All lines below must be repeated exactly, with the pictures omitted.

>> BEGIN Records for this task

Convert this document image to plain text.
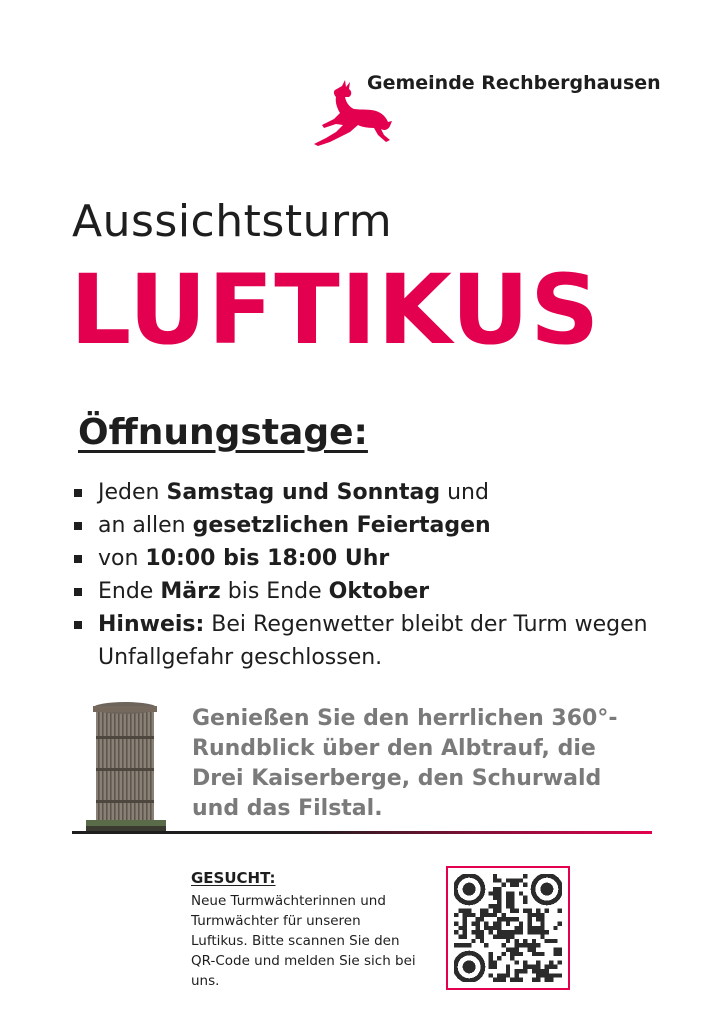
Gemeinde Rechberghausen
Aussichtsturm
LUFTIKUS
Öffnungstage:
Jeden Samstag und Sonntag und
an allen gesetzlichen Feiertagen
von 10:00 bis 18:00 Uhr
Ende März bis Ende Oktober
Hinweis: Bei Regenwetter bleibt der Turm wegen Unfallgefahr geschlossen.
Genießen Sie den herrlichen 360°-Rundblick über den Albtrauf, die Drei Kaiserberge, den Schurwald und das Filstal.
GESUCHT:
Neue Turmwächterinnen und Turmwächter für unseren Luftikus. Bitte scannen Sie den QR-Code und melden Sie sich bei uns.
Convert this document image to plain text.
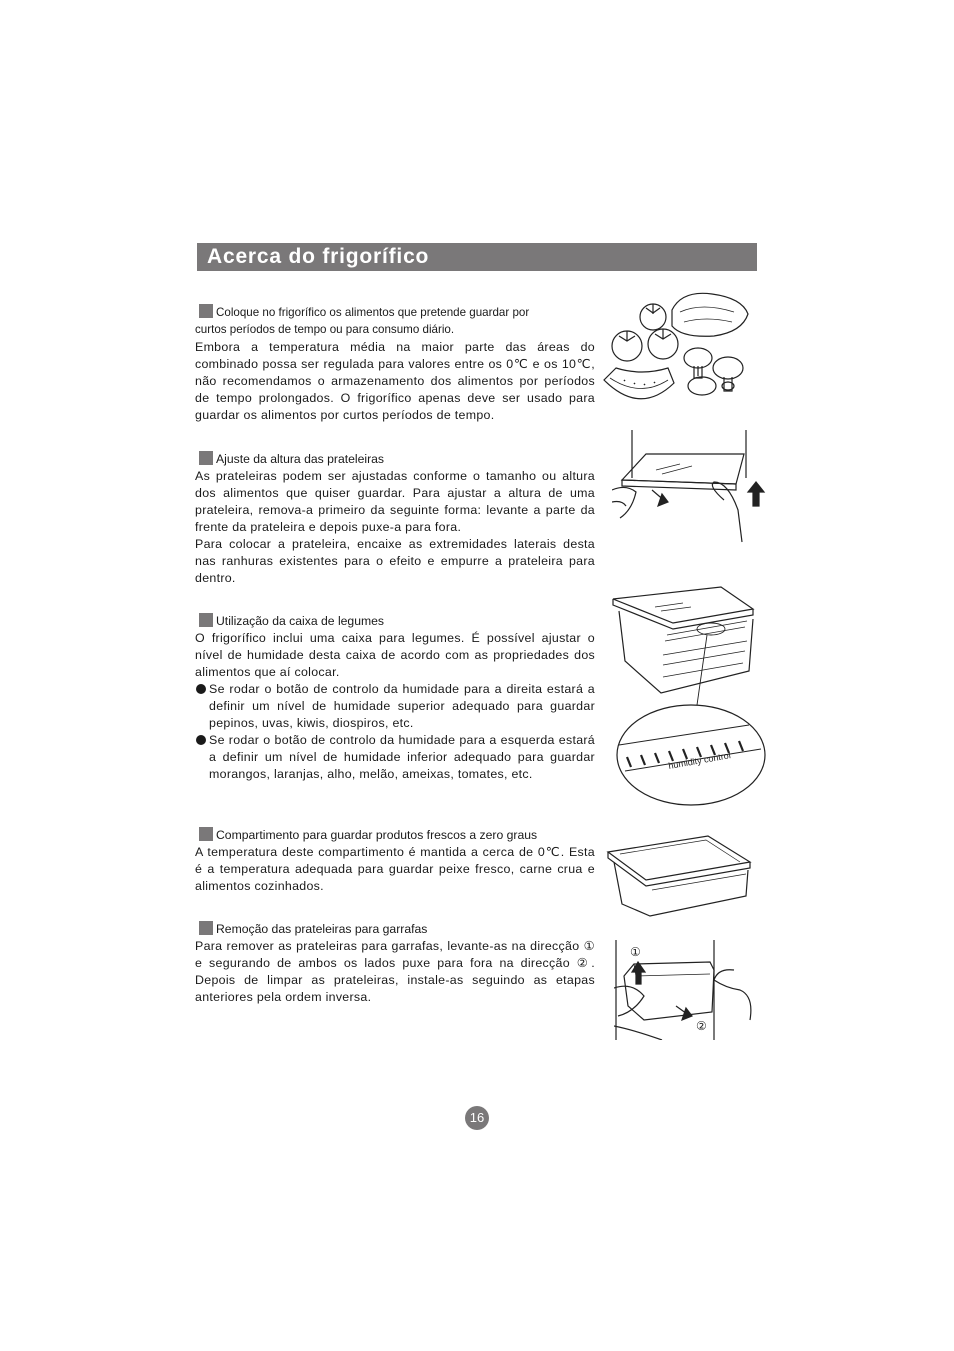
Acerca do frigorífico
Coloque no frigorífico os alimentos que pretende guardar por
curtos períodos de tempo ou para consumo diário.

Embora a temperatura média na maior parte das áreas do combinado possa ser regulada para valores entre os 0℃ e os 10℃, não recomendamos o armazenamento dos alimentos por períodos de tempo prolongados. O frigorífico apenas deve ser usado para guardar os alimentos por curtos períodos de tempo.

Ajuste da altura das prateleiras

As prateleiras podem ser ajustadas conforme o tamanho ou altura dos alimentos que quiser guardar. Para ajustar a altura de uma prateleira, remova-a primeiro da seguinte forma: levante a parte da frente da prateleira e depois puxe-a para fora.

Para colocar a prateleira, encaixe as extremidades laterais desta nas ranhuras existentes para o efeito e empurre a prateleira para dentro.

Utilização da caixa de legumes

O frigorífico inclui uma caixa para legumes. É possível ajustar o nível de humidade desta caixa de acordo com as propriedades dos alimentos que aí colocar.

Se rodar o botão de controlo da humidade para a direita estará a definir um nível de humidade superior adequado para guardar pepinos, uvas, kiwis, diospiros, etc.
Se rodar o botão de controlo da humidade para a esquerda estará a definir um nível de humidade inferior adequado para guardar morangos, laranjas, alho, melão, ameixas, tomates, etc.
Compartimento para guardar produtos frescos a zero graus

A temperatura deste compartimento é mantida a cerca de 0℃. Esta é a temperatura adequada para guardar peixe fresco, carne crua e alimentos cozinhados.

Remoção das prateleiras para garrafas

Para remover as prateleiras para garrafas, levante-as na direcção ① e segurando de ambos os lados puxe para fora na direcção ②. Depois de limpar as prateleiras, instale-as seguindo as etapas anteriores pela ordem inversa.

humidity control
①
②
16
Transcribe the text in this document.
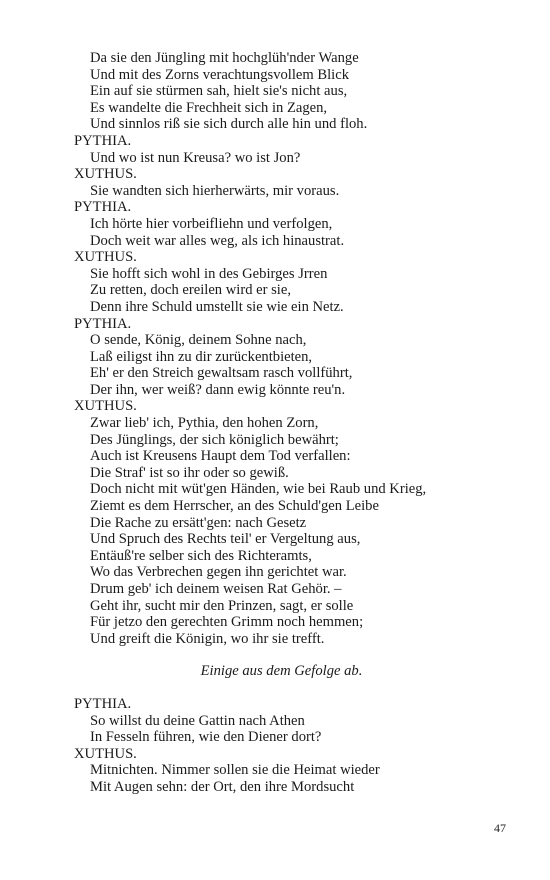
Da sie den Jüngling mit hochglüh'nder Wange
Und mit des Zorns verachtungsvollem Blick
Ein auf sie stürmen sah, hielt sie's nicht aus,
Es wandelte die Frechheit sich in Zagen,
Und sinnlos riß sie sich durch alle hin und floh.
PYTHIA.
Und wo ist nun Kreusa? wo ist Jon?
XUTHUS.
Sie wandten sich hierherwärts, mir voraus.
PYTHIA.
Ich hörte hier vorbeifliehn und verfolgen,
Doch weit war alles weg, als ich hinaustrat.
XUTHUS.
Sie hofft sich wohl in des Gebirges Jrren
Zu retten, doch ereilen wird er sie,
Denn ihre Schuld umstellt sie wie ein Netz.
PYTHIA.
O sende, König, deinem Sohne nach,
Laß eiligst ihn zu dir zurückentbieten,
Eh' er den Streich gewaltsam rasch vollführt,
Der ihn, wer weiß? dann ewig könnte reu'n.
XUTHUS.
Zwar lieb' ich, Pythia, den hohen Zorn,
Des Jünglings, der sich königlich bewährt;
Auch ist Kreusens Haupt dem Tod verfallen:
Die Straf' ist so ihr oder so gewiß.
Doch nicht mit wüt'gen Händen, wie bei Raub und Krieg,
Ziemt es dem Herrscher, an des Schuld'gen Leibe
Die Rache zu ersätt'gen: nach Gesetz
Und Spruch des Rechts teil' er Vergeltung aus,
Entäuß're selber sich des Richteramts,
Wo das Verbrechen gegen ihn gerichtet war.
Drum geb' ich deinem weisen Rat Gehör. –
Geht ihr, sucht mir den Prinzen, sagt, er solle
Für jetzo den gerechten Grimm noch hemmen;
Und greift die Königin, wo ihr sie trefft.
Einige aus dem Gefolge ab.
PYTHIA.
So willst du deine Gattin nach Athen
In Fesseln führen, wie den Diener dort?
XUTHUS.
Mitnichten. Nimmer sollen sie die Heimat wieder
Mit Augen sehn: der Ort, den ihre Mordsucht
47
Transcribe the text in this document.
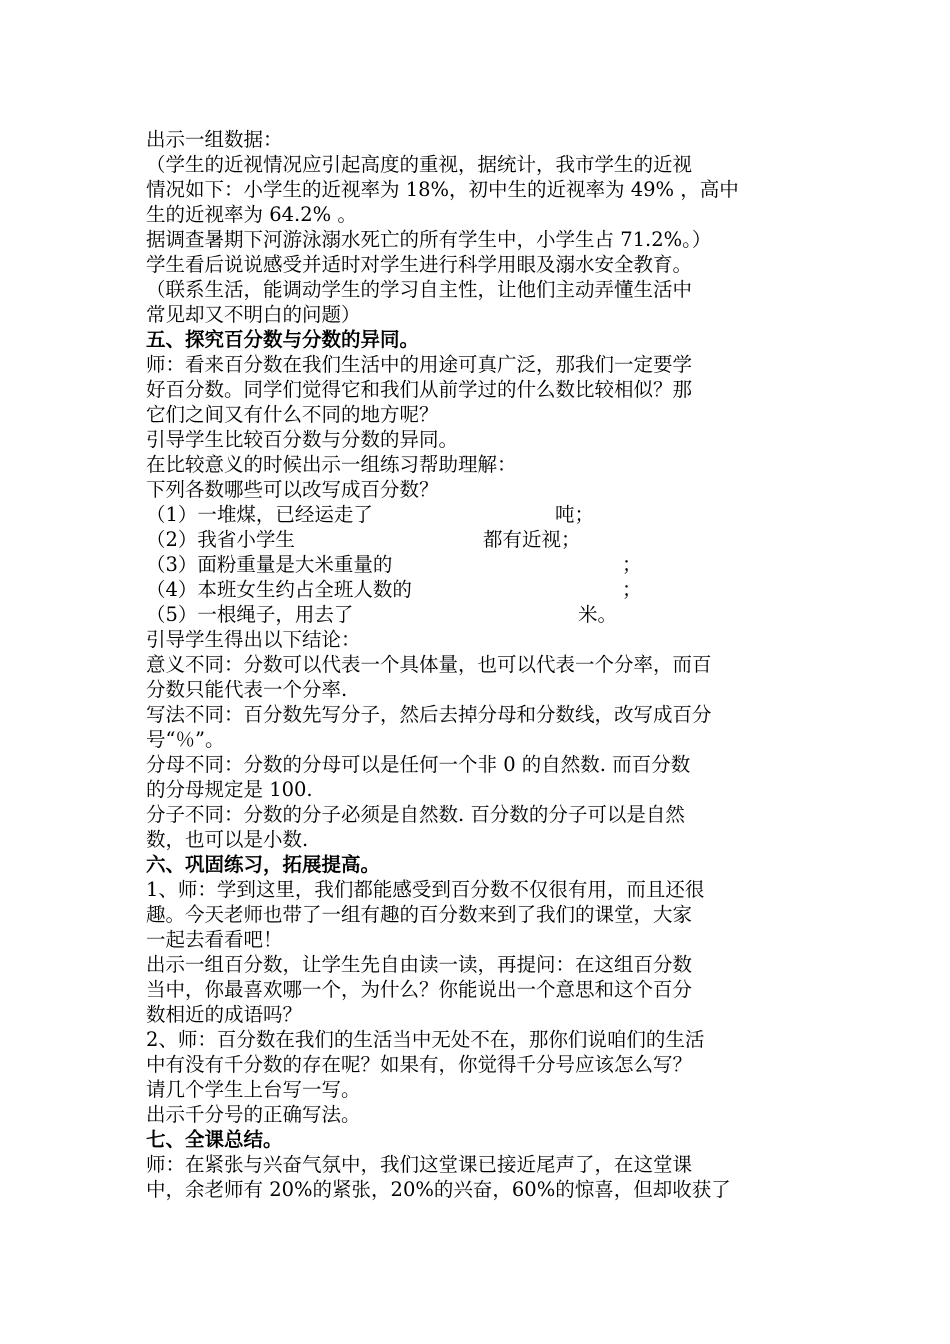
出示一组数据：
（学生的近视情况应引起高度的重视，据统计，我市学生的近视
情况如下：小学生的近视率为 18%，初中生的近视率为 49% ，高中
生的近视率为 64.2% 。
据调查暑期下河游泳溺水死亡的所有学生中，小学生占 71.2%。）
学生看后说说感受并适时对学生进行科学用眼及溺水安全教育。
（联系生活，能调动学生的学习自主性，让他们主动弄懂生活中
常见却又不明白的问题）
五、探究百分数与分数的异同。
师：看来百分数在我们生活中的用途可真广泛，那我们一定要学
好百分数。同学们觉得它和我们从前学过的什么数比较相似？那
它们之间又有什么不同的地方呢？
引导学生比较百分数与分数的异同。
在比较意义的时候出示一组练习帮助理解：
下列各数哪些可以改写成百分数？
（1）一堆煤，已经运走了	吨；
（2）我省小学生	都有近视；
（3）面粉重量是大米重量的	；
（4）本班女生约占全班人数的	；
（5）一根绳子，用去了	米。
引导学生得出以下结论：
意义不同：分数可以代表一个具体量，也可以代表一个分率，而百
分数只能代表一个分率.
写法不同：百分数先写分子，然后去掉分母和分数线，改写成百分
号“％”。
分母不同：分数的分母可以是任何一个非 0 的自然数. 而百分数
的分母规定是 100.
分子不同：分数的分子必须是自然数. 百分数的分子可以是自然
数，也可以是小数.
六、巩固练习，拓展提高。
1、师：学到这里，我们都能感受到百分数不仅很有用，而且还很
趣。今天老师也带了一组有趣的百分数来到了我们的课堂，大家
一起去看看吧！
出示一组百分数，让学生先自由读一读，再提问：在这组百分数
当中，你最喜欢哪一个，为什么？你能说出一个意思和这个百分
数相近的成语吗？
2、师：百分数在我们的生活当中无处不在，那你们说咱们的生活
中有没有千分数的存在呢？如果有，你觉得千分号应该怎么写？
请几个学生上台写一写。
出示千分号的正确写法。
七、全课总结。
师：在紧张与兴奋气氛中，我们这堂课已接近尾声了，在这堂课
中，余老师有 20%的紧张，20%的兴奋，60%的惊喜，但却收获了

>> END Records for this task

### [Task output]
Convert this document image to plain text.
Gemeinde Rechberghausen
Aussichtsturm
LUFTIKUS
Öffnungstage:
Jeden Samstag und Sonntag und
an allen gesetzlichen Feiertagen
von 10:00 bis 18:00 Uhr
Ende März bis Ende Oktober
Hinweis: Bei Regenwetter bleibt der Turm wegen Unfallgefahr geschlossen.
Genießen Sie den herrlichen 360°-Rundblick über den Albtrauf, die Drei Kaiserberge, den Schurwald und das Filstal.
GESUCHT:
Neue Turmwächterinnen und Turmwächter für unseren Luftikus. Bitte scannen Sie den QR-Code und melden Sie sich bei uns.
Convert this document image to plain text.
Acerca do frigorífico
Coloque no frigorífico os alimentos que pretende guardar por
curtos períodos de tempo ou para consumo diário.

Embora a temperatura média na maior parte das áreas do combinado possa ser regulada para valores entre os 0℃ e os 10℃, não recomendamos o armazenamento dos alimentos por períodos de tempo prolongados. O frigorífico apenas deve ser usado para guardar os alimentos por curtos períodos de tempo.

Ajuste da altura das prateleiras

As prateleiras podem ser ajustadas conforme o tamanho ou altura dos alimentos que quiser guardar. Para ajustar a altura de uma prateleira, remova-a primeiro da seguinte forma: levante a parte da frente da prateleira e depois puxe-a para fora.

Para colocar a prateleira, encaixe as extremidades laterais desta nas ranhuras existentes para o efeito e empurre a prateleira para dentro.

Utilização da caixa de legumes

O frigorífico inclui uma caixa para legumes. É possível ajustar o nível de humidade desta caixa de acordo com as propriedades dos alimentos que aí colocar.

Se rodar o botão de controlo da humidade para a direita estará a definir um nível de humidade superior adequado para guardar pepinos, uvas, kiwis, diospiros, etc.
Se rodar o botão de controlo da humidade para a esquerda estará a definir um nível de humidade inferior adequado para guardar morangos, laranjas, alho, melão, ameixas, tomates, etc.
Compartimento para guardar produtos frescos a zero graus

A temperatura deste compartimento é mantida a cerca de 0℃. Esta é a temperatura adequada para guardar peixe fresco, carne crua e alimentos cozinhados.

Remoção das prateleiras para garrafas

Para remover as prateleiras para garrafas, levante-as na direcção ① e segurando de ambos os lados puxe para fora na direcção ②. Depois de limpar as prateleiras, instale-as seguindo as etapas anteriores pela ordem inversa.

humidity control
①
②
16
Transcribe the text in this document.
Da sie den Jüngling mit hochglüh'nder Wange
Und mit des Zorns verachtungsvollem Blick
Ein auf sie stürmen sah, hielt sie's nicht aus,
Es wandelte die Frechheit sich in Zagen,
Und sinnlos riß sie sich durch alle hin und floh.
PYTHIA.
Und wo ist nun Kreusa? wo ist Jon?
XUTHUS.
Sie wandten sich hierherwärts, mir voraus.
PYTHIA.
Ich hörte hier vorbeifliehn und verfolgen,
Doch weit war alles weg, als ich hinaustrat.
XUTHUS.
Sie hofft sich wohl in des Gebirges Jrren
Zu retten, doch ereilen wird er sie,
Denn ihre Schuld umstellt sie wie ein Netz.
PYTHIA.
O sende, König, deinem Sohne nach,
Laß eiligst ihn zu dir zurückentbieten,
Eh' er den Streich gewaltsam rasch vollführt,
Der ihn, wer weiß? dann ewig könnte reu'n.
XUTHUS.
Zwar lieb' ich, Pythia, den hohen Zorn,
Des Jünglings, der sich königlich bewährt;
Auch ist Kreusens Haupt dem Tod verfallen:
Die Straf' ist so ihr oder so gewiß.
Doch nicht mit wüt'gen Händen, wie bei Raub und Krieg,
Ziemt es dem Herrscher, an des Schuld'gen Leibe
Die Rache zu ersätt'gen: nach Gesetz
Und Spruch des Rechts teil' er Vergeltung aus,
Entäuß're selber sich des Richteramts,
Wo das Verbrechen gegen ihn gerichtet war.
Drum geb' ich deinem weisen Rat Gehör. –
Geht ihr, sucht mir den Prinzen, sagt, er solle
Für jetzo den gerechten Grimm noch hemmen;
Und greift die Königin, wo ihr sie trefft.
Einige aus dem Gefolge ab.
PYTHIA.
So willst du deine Gattin nach Athen
In Fesseln führen, wie den Diener dort?
XUTHUS.
Mitnichten. Nimmer sollen sie die Heimat wieder
Mit Augen sehn: der Ort, den ihre Mordsucht
47
Transcribe the text in this document.
出示一组数据：
（学生的近视情况应引起高度的重视，据统计，我市学生的近视
情况如下：小学生的近视率为 18%，初中生的近视率为 49% ，高中
生的近视率为 64.2% 。
据调查暑期下河游泳溺水死亡的所有学生中，小学生占 71.2%。）
学生看后说说感受并适时对学生进行科学用眼及溺水安全教育。
（联系生活，能调动学生的学习自主性，让他们主动弄懂生活中
常见却又不明白的问题）
五、探究百分数与分数的异同。
师：看来百分数在我们生活中的用途可真广泛，那我们一定要学
好百分数。同学们觉得它和我们从前学过的什么数比较相似？那
它们之间又有什么不同的地方呢？
引导学生比较百分数与分数的异同。
在比较意义的时候出示一组练习帮助理解：
下列各数哪些可以改写成百分数？
（1）一堆煤，已经运走了	吨；
（2）我省小学生	都有近视；
（3）面粉重量是大米重量的	；
（4）本班女生约占全班人数的	；
（5）一根绳子，用去了	米。
引导学生得出以下结论：
意义不同：分数可以代表一个具体量，也可以代表一个分率，而百
分数只能代表一个分率.
写法不同：百分数先写分子，然后去掉分母和分数线，改写成百分
号“％”。
分母不同：分数的分母可以是任何一个非 0 的自然数. 而百分数
的分母规定是 100.
分子不同：分数的分子必须是自然数. 百分数的分子可以是自然
数，也可以是小数.
六、巩固练习，拓展提高。
1、师：学到这里，我们都能感受到百分数不仅很有用，而且还很
趣。今天老师也带了一组有趣的百分数来到了我们的课堂，大家
一起去看看吧！
出示一组百分数，让学生先自由读一读，再提问：在这组百分数
当中，你最喜欢哪一个，为什么？你能说出一个意思和这个百分
数相近的成语吗？
2、师：百分数在我们的生活当中无处不在，那你们说咱们的生活
中有没有千分数的存在呢？如果有，你觉得千分号应该怎么写？
请几个学生上台写一写。
出示千分号的正确写法。
七、全课总结。
师：在紧张与兴奋气氛中，我们这堂课已接近尾声了，在这堂课
中，余老师有 20%的紧张，20%的兴奋，60%的惊喜，但却收获了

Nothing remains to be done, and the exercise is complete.